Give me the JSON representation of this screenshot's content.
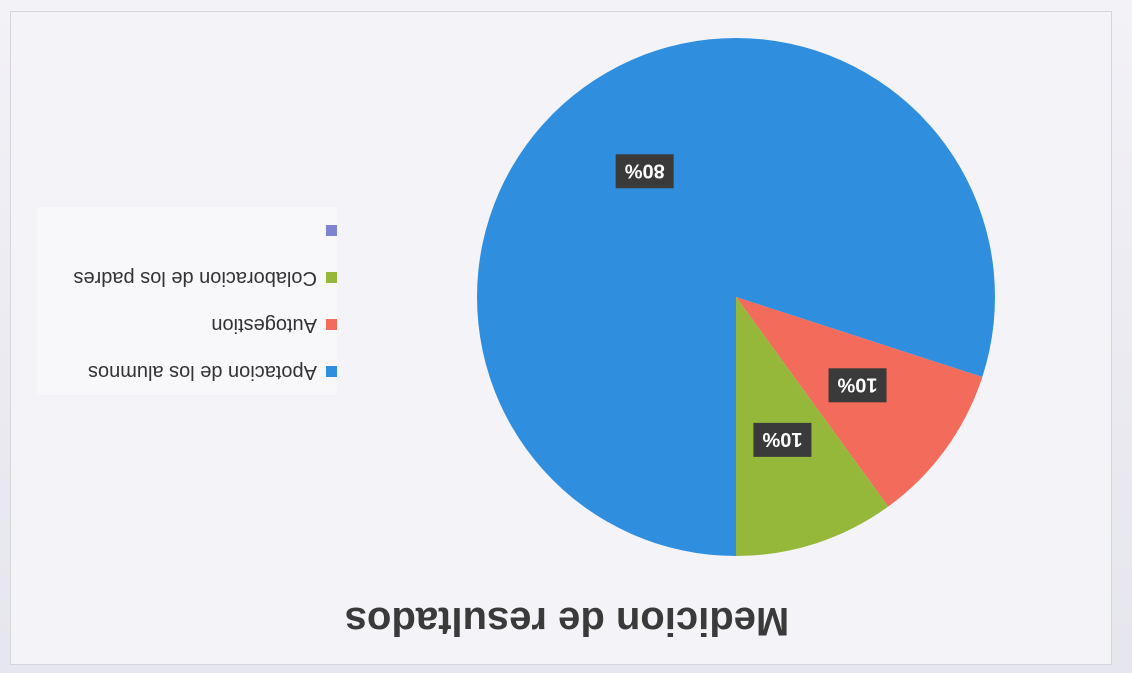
{
  "chart_data": {
    "type": "pie",
    "title": "Medicion de resultados",
    "categories": [
      "Apotacion de los alumnos",
      "Autogestion",
      "Colaboracion de los padres",
      ""
    ],
    "values": [
      80,
      10,
      10,
      0
    ],
    "data_labels": [
      "80%",
      "10%",
      "10%",
      ""
    ],
    "colors": [
      "#2f8fde",
      "#f26b5b",
      "#95b83b",
      "#7f84d0"
    ],
    "legend_placement": "right"
  }
}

- - - - - - -

Without the pictures, return the entries exactly as they appear.

Give me the JSON representation of this screenshot's content.
{
  "chart_data": {
    "type": "pie",
    "title": "Medicion de resultados",
    "categories": [
      "Apotacion de los alumnos",
      "Autogestion",
      "Colaboracion de los padres",
      ""
    ],
    "values": [
      80,
      10,
      10,
      0
    ],
    "data_labels": [
      "80%",
      "10%",
      "10%",
      ""
    ],
    "colors": [
      "#2f8fde",
      "#f26b5b",
      "#95b83b",
      "#7f84d0"
    ],
    "legend_placement": "right"
  }
}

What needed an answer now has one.